## LISTED RECORDS
-.-.-
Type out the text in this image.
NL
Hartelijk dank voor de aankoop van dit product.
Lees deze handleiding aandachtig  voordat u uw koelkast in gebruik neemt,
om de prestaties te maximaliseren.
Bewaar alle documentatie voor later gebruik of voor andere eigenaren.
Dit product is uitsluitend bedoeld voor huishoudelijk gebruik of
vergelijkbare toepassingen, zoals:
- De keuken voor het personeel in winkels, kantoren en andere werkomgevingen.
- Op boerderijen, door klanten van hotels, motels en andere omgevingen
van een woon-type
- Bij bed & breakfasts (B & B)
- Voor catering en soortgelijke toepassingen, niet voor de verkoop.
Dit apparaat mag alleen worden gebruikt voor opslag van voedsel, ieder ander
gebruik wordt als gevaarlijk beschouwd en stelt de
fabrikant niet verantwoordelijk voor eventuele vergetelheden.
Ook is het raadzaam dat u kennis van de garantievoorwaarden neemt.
-.-.-
## REQUIRED TASK
Restate the listing above word for word.

## ANSWER
Type out the text in this image.
NL
Hartelijk dank voor de aankoop van dit product.
Lees deze handleiding aandachtig  voordat u uw koelkast in gebruik neemt,
om de prestaties te maximaliseren.
Bewaar alle documentatie voor later gebruik of voor andere eigenaren.
Dit product is uitsluitend bedoeld voor huishoudelijk gebruik of
vergelijkbare toepassingen, zoals:
- De keuken voor het personeel in winkels, kantoren en andere werkomgevingen.
- Op boerderijen, door klanten van hotels, motels en andere omgevingen
van een woon-type
- Bij bed & breakfasts (B & B)
- Voor catering en soortgelijke toepassingen, niet voor de verkoop.
Dit apparaat mag alleen worden gebruikt voor opslag van voedsel, ieder ander
gebruik wordt als gevaarlijk beschouwd en stelt de
fabrikant niet verantwoordelijk voor eventuele vergetelheden.
Ook is het raadzaam dat u kennis van de garantievoorwaarden neemt.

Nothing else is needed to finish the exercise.